→ **What you have to do**: Transcribe the listing word for word.

# START OF Dataset rows

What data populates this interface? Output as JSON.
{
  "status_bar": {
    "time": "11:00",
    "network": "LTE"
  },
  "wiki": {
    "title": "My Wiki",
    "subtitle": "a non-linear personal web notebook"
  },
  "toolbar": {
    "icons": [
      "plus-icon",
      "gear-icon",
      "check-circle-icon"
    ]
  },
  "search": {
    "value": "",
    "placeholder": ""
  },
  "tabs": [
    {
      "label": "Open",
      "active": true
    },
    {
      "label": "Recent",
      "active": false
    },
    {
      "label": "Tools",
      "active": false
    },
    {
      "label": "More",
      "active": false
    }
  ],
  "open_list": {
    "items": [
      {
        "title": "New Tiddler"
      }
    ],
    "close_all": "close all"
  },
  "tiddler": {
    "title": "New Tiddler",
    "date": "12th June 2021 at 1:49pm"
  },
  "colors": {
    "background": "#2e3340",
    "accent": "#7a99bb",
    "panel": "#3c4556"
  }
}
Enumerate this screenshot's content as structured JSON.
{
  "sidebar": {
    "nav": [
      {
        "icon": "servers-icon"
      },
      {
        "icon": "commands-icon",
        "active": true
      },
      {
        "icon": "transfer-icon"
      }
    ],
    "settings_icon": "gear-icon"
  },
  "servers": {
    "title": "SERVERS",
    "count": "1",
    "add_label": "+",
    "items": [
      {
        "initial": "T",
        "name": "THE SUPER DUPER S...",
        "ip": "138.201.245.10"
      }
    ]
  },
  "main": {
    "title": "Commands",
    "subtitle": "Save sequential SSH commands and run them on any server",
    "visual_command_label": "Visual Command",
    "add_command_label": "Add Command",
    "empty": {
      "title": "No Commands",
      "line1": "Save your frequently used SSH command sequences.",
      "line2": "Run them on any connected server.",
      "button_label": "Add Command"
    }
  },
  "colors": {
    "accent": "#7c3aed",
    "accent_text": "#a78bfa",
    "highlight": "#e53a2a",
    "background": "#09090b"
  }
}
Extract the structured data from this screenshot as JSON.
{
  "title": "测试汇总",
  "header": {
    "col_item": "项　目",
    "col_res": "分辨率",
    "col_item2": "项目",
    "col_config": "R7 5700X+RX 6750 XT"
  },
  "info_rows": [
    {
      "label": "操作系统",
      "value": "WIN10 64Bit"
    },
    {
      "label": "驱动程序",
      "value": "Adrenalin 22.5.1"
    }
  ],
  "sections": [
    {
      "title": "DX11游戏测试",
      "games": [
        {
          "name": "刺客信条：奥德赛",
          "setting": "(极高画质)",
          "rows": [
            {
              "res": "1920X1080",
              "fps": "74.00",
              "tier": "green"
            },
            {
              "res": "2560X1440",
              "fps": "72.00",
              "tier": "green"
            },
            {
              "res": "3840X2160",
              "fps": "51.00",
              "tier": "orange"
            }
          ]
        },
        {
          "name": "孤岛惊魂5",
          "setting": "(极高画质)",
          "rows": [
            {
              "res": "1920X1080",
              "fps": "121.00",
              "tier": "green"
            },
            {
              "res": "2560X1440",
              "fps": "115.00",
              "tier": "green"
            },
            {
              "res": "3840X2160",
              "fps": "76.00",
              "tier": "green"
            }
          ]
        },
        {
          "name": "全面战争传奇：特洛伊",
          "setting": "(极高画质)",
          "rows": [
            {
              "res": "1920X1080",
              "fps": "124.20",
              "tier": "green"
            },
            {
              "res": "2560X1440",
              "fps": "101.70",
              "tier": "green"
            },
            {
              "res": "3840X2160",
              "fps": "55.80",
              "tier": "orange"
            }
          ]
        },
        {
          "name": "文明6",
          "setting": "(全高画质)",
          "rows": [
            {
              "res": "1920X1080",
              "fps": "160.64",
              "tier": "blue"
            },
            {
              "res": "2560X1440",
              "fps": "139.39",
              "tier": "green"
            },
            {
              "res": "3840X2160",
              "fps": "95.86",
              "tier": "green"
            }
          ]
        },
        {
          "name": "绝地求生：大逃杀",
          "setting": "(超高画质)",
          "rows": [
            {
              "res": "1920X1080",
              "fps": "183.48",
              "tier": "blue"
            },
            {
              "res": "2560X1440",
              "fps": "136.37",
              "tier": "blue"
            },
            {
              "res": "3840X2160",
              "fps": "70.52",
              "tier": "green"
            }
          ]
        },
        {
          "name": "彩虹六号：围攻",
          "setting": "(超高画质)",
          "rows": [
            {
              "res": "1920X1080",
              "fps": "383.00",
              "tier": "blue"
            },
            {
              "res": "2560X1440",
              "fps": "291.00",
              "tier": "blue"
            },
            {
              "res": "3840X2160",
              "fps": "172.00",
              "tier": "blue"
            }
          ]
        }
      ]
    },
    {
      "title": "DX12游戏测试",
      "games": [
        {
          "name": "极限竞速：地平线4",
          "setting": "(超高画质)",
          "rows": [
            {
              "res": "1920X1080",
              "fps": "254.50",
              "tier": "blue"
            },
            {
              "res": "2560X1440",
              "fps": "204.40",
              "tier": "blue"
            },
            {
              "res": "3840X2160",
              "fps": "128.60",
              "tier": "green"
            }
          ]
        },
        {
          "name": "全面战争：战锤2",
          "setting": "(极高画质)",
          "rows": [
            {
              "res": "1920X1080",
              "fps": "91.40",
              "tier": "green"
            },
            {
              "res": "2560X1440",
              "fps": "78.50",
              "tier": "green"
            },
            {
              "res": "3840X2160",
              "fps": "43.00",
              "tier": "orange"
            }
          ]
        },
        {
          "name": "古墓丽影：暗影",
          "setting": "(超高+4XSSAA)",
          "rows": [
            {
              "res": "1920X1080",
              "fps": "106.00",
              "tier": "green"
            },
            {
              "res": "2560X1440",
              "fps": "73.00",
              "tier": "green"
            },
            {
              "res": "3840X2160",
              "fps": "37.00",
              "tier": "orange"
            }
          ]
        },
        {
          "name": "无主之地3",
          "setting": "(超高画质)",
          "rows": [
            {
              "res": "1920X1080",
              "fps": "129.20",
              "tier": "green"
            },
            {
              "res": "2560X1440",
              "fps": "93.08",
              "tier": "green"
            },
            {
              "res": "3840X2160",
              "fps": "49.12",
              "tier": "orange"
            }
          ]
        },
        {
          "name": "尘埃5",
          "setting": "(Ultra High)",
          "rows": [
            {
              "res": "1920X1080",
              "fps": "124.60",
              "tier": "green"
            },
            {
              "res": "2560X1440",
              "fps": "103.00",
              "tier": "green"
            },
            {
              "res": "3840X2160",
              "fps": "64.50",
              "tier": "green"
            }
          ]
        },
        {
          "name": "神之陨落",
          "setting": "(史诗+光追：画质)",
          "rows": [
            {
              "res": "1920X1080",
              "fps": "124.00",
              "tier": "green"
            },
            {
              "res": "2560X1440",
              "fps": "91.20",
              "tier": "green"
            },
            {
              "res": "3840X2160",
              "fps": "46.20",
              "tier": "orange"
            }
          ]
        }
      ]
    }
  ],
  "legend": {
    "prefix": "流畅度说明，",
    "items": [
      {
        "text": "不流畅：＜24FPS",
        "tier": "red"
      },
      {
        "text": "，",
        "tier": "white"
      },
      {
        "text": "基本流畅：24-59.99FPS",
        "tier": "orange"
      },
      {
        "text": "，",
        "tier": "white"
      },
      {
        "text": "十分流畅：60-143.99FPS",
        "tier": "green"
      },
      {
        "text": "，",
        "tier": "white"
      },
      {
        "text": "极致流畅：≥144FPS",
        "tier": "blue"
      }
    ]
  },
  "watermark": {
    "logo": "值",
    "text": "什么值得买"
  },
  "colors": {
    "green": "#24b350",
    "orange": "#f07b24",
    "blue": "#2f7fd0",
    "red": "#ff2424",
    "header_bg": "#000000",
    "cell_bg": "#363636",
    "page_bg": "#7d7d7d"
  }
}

# END OF Dataset rows

→ **Full solution**:
What data populates this interface? Output as JSON.
{
  "status_bar": {
    "time": "11:00",
    "network": "LTE"
  },
  "wiki": {
    "title": "My Wiki",
    "subtitle": "a non-linear personal web notebook"
  },
  "toolbar": {
    "icons": [
      "plus-icon",
      "gear-icon",
      "check-circle-icon"
    ]
  },
  "search": {
    "value": "",
    "placeholder": ""
  },
  "tabs": [
    {
      "label": "Open",
      "active": true
    },
    {
      "label": "Recent",
      "active": false
    },
    {
      "label": "Tools",
      "active": false
    },
    {
      "label": "More",
      "active": false
    }
  ],
  "open_list": {
    "items": [
      {
        "title": "New Tiddler"
      }
    ],
    "close_all": "close all"
  },
  "tiddler": {
    "title": "New Tiddler",
    "date": "12th June 2021 at 1:49pm"
  },
  "colors": {
    "background": "#2e3340",
    "accent": "#7a99bb",
    "panel": "#3c4556"
  }
}
Enumerate this screenshot's content as structured JSON.
{
  "sidebar": {
    "nav": [
      {
        "icon": "servers-icon"
      },
      {
        "icon": "commands-icon",
        "active": true
      },
      {
        "icon": "transfer-icon"
      }
    ],
    "settings_icon": "gear-icon"
  },
  "servers": {
    "title": "SERVERS",
    "count": "1",
    "add_label": "+",
    "items": [
      {
        "initial": "T",
        "name": "THE SUPER DUPER S...",
        "ip": "138.201.245.10"
      }
    ]
  },
  "main": {
    "title": "Commands",
    "subtitle": "Save sequential SSH commands and run them on any server",
    "visual_command_label": "Visual Command",
    "add_command_label": "Add Command",
    "empty": {
      "title": "No Commands",
      "line1": "Save your frequently used SSH command sequences.",
      "line2": "Run them on any connected server.",
      "button_label": "Add Command"
    }
  },
  "colors": {
    "accent": "#7c3aed",
    "accent_text": "#a78bfa",
    "highlight": "#e53a2a",
    "background": "#09090b"
  }
}
Extract the structured data from this screenshot as JSON.
{
  "title": "测试汇总",
  "header": {
    "col_item": "项　目",
    "col_res": "分辨率",
    "col_item2": "项目",
    "col_config": "R7 5700X+RX 6750 XT"
  },
  "info_rows": [
    {
      "label": "操作系统",
      "value": "WIN10 64Bit"
    },
    {
      "label": "驱动程序",
      "value": "Adrenalin 22.5.1"
    }
  ],
  "sections": [
    {
      "title": "DX11游戏测试",
      "games": [
        {
          "name": "刺客信条：奥德赛",
          "setting": "(极高画质)",
          "rows": [
            {
              "res": "1920X1080",
              "fps": "74.00",
              "tier": "green"
            },
            {
              "res": "2560X1440",
              "fps": "72.00",
              "tier": "green"
            },
            {
              "res": "3840X2160",
              "fps": "51.00",
              "tier": "orange"
            }
          ]
        },
        {
          "name": "孤岛惊魂5",
          "setting": "(极高画质)",
          "rows": [
            {
              "res": "1920X1080",
              "fps": "121.00",
              "tier": "green"
            },
            {
              "res": "2560X1440",
              "fps": "115.00",
              "tier": "green"
            },
            {
              "res": "3840X2160",
              "fps": "76.00",
              "tier": "green"
            }
          ]
        },
        {
          "name": "全面战争传奇：特洛伊",
          "setting": "(极高画质)",
          "rows": [
            {
              "res": "1920X1080",
              "fps": "124.20",
              "tier": "green"
            },
            {
              "res": "2560X1440",
              "fps": "101.70",
              "tier": "green"
            },
            {
              "res": "3840X2160",
              "fps": "55.80",
              "tier": "orange"
            }
          ]
        },
        {
          "name": "文明6",
          "setting": "(全高画质)",
          "rows": [
            {
              "res": "1920X1080",
              "fps": "160.64",
              "tier": "blue"
            },
            {
              "res": "2560X1440",
              "fps": "139.39",
              "tier": "green"
            },
            {
              "res": "3840X2160",
              "fps": "95.86",
              "tier": "green"
            }
          ]
        },
        {
          "name": "绝地求生：大逃杀",
          "setting": "(超高画质)",
          "rows": [
            {
              "res": "1920X1080",
              "fps": "183.48",
              "tier": "blue"
            },
            {
              "res": "2560X1440",
              "fps": "136.37",
              "tier": "blue"
            },
            {
              "res": "3840X2160",
              "fps": "70.52",
              "tier": "green"
            }
          ]
        },
        {
          "name": "彩虹六号：围攻",
          "setting": "(超高画质)",
          "rows": [
            {
              "res": "1920X1080",
              "fps": "383.00",
              "tier": "blue"
            },
            {
              "res": "2560X1440",
              "fps": "291.00",
              "tier": "blue"
            },
            {
              "res": "3840X2160",
              "fps": "172.00",
              "tier": "blue"
            }
          ]
        }
      ]
    },
    {
      "title": "DX12游戏测试",
      "games": [
        {
          "name": "极限竞速：地平线4",
          "setting": "(超高画质)",
          "rows": [
            {
              "res": "1920X1080",
              "fps": "254.50",
              "tier": "blue"
            },
            {
              "res": "2560X1440",
              "fps": "204.40",
              "tier": "blue"
            },
            {
              "res": "3840X2160",
              "fps": "128.60",
              "tier": "green"
            }
          ]
        },
        {
          "name": "全面战争：战锤2",
          "setting": "(极高画质)",
          "rows": [
            {
              "res": "1920X1080",
              "fps": "91.40",
              "tier": "green"
            },
            {
              "res": "2560X1440",
              "fps": "78.50",
              "tier": "green"
            },
            {
              "res": "3840X2160",
              "fps": "43.00",
              "tier": "orange"
            }
          ]
        },
        {
          "name": "古墓丽影：暗影",
          "setting": "(超高+4XSSAA)",
          "rows": [
            {
              "res": "1920X1080",
              "fps": "106.00",
              "tier": "green"
            },
            {
              "res": "2560X1440",
              "fps": "73.00",
              "tier": "green"
            },
            {
              "res": "3840X2160",
              "fps": "37.00",
              "tier": "orange"
            }
          ]
        },
        {
          "name": "无主之地3",
          "setting": "(超高画质)",
          "rows": [
            {
              "res": "1920X1080",
              "fps": "129.20",
              "tier": "green"
            },
            {
              "res": "2560X1440",
              "fps": "93.08",
              "tier": "green"
            },
            {
              "res": "3840X2160",
              "fps": "49.12",
              "tier": "orange"
            }
          ]
        },
        {
          "name": "尘埃5",
          "setting": "(Ultra High)",
          "rows": [
            {
              "res": "1920X1080",
              "fps": "124.60",
              "tier": "green"
            },
            {
              "res": "2560X1440",
              "fps": "103.00",
              "tier": "green"
            },
            {
              "res": "3840X2160",
              "fps": "64.50",
              "tier": "green"
            }
          ]
        },
        {
          "name": "神之陨落",
          "setting": "(史诗+光追：画质)",
          "rows": [
            {
              "res": "1920X1080",
              "fps": "124.00",
              "tier": "green"
            },
            {
              "res": "2560X1440",
              "fps": "91.20",
              "tier": "green"
            },
            {
              "res": "3840X2160",
              "fps": "46.20",
              "tier": "orange"
            }
          ]
        }
      ]
    }
  ],
  "legend": {
    "prefix": "流畅度说明，",
    "items": [
      {
        "text": "不流畅：＜24FPS",
        "tier": "red"
      },
      {
        "text": "，",
        "tier": "white"
      },
      {
        "text": "基本流畅：24-59.99FPS",
        "tier": "orange"
      },
      {
        "text": "，",
        "tier": "white"
      },
      {
        "text": "十分流畅：60-143.99FPS",
        "tier": "green"
      },
      {
        "text": "，",
        "tier": "white"
      },
      {
        "text": "极致流畅：≥144FPS",
        "tier": "blue"
      }
    ]
  },
  "watermark": {
    "logo": "值",
    "text": "什么值得买"
  },
  "colors": {
    "green": "#24b350",
    "orange": "#f07b24",
    "blue": "#2f7fd0",
    "red": "#ff2424",
    "header_bg": "#000000",
    "cell_bg": "#363636",
    "page_bg": "#7d7d7d"
  }
}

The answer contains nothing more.